● To do
In the listing below, locate the line containing "Convert this document image to plain text." and copy it and every line after it through the end, exactly as written, leaving out any pictures.

● Supplied material
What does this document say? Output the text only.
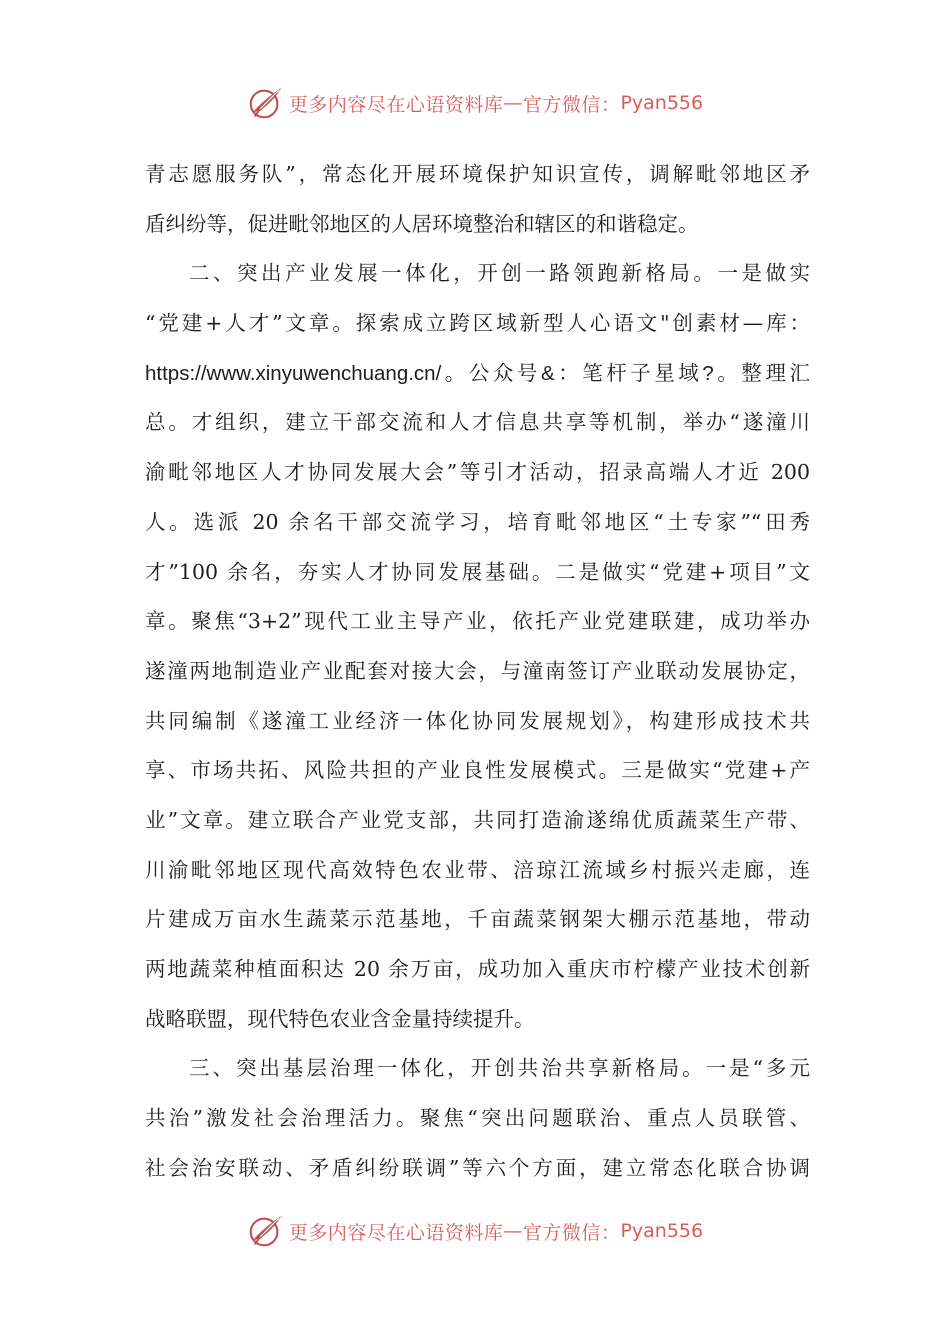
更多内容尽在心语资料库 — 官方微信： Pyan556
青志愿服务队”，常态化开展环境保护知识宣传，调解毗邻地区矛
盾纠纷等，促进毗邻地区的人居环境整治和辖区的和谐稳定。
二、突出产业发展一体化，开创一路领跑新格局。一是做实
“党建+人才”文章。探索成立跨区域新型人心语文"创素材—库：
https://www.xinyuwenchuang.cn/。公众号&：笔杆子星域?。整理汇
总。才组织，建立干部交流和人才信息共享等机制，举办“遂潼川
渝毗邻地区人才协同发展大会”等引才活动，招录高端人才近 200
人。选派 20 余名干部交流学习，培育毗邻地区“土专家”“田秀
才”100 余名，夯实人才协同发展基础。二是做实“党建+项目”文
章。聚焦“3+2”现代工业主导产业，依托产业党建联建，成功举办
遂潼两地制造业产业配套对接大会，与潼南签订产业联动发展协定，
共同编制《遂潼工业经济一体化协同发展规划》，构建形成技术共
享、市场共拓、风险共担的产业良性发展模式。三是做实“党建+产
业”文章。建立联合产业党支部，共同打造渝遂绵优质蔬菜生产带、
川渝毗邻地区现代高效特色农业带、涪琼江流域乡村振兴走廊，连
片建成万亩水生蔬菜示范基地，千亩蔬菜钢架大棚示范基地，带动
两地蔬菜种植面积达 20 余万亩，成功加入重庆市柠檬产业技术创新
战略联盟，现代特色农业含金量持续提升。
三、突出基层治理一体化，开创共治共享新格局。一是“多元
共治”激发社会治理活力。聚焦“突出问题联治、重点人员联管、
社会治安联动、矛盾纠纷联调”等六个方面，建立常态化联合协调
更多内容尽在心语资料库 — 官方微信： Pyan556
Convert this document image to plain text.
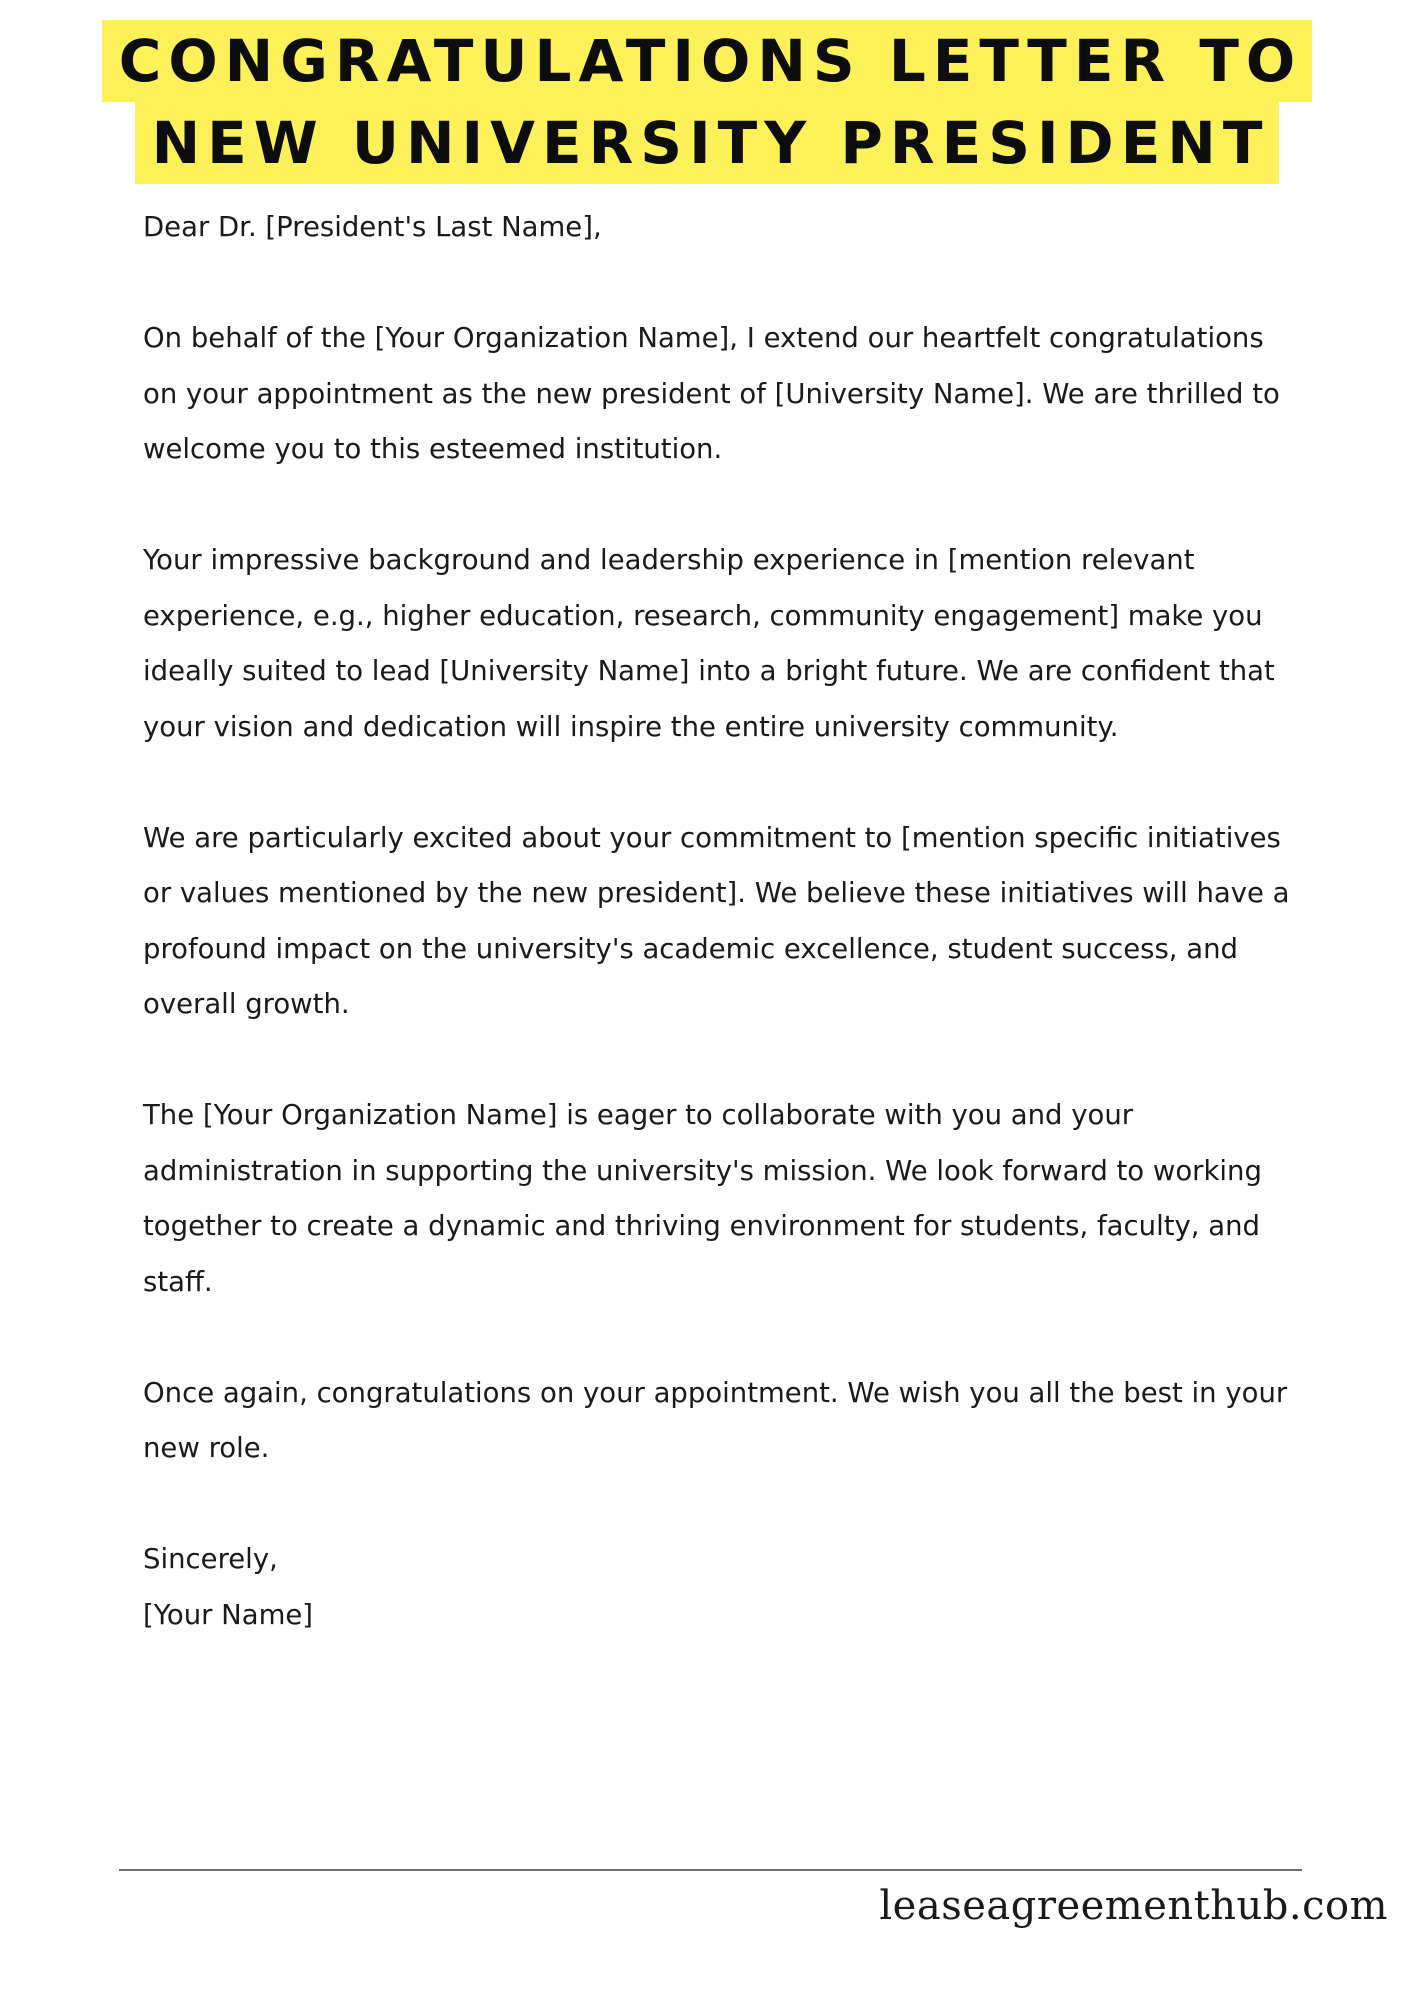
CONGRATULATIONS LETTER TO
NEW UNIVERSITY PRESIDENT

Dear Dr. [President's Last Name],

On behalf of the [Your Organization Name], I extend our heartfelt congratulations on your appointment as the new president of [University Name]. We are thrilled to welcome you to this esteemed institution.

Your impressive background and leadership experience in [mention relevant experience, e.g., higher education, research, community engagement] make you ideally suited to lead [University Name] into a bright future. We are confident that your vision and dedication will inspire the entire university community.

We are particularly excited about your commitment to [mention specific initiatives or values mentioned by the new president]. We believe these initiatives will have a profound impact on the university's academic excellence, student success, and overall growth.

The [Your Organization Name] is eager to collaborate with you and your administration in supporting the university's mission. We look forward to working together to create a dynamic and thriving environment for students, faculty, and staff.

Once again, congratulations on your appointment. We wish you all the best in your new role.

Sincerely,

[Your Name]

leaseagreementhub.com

● Full answer
Convert this document image to plain text.
CONGRATULATIONS LETTER TO
NEW UNIVERSITY PRESIDENT

Dear Dr. [President's Last Name],

On behalf of the [Your Organization Name], I extend our heartfelt congratulations on your appointment as the new president of [University Name]. We are thrilled to welcome you to this esteemed institution.

Your impressive background and leadership experience in [mention relevant experience, e.g., higher education, research, community engagement] make you ideally suited to lead [University Name] into a bright future. We are confident that your vision and dedication will inspire the entire university community.

We are particularly excited about your commitment to [mention specific initiatives or values mentioned by the new president]. We believe these initiatives will have a profound impact on the university's academic excellence, student success, and overall growth.

The [Your Organization Name] is eager to collaborate with you and your administration in supporting the university's mission. We look forward to working together to create a dynamic and thriving environment for students, faculty, and staff.

Once again, congratulations on your appointment. We wish you all the best in your new role.

Sincerely,

[Your Name]

leaseagreementhub.com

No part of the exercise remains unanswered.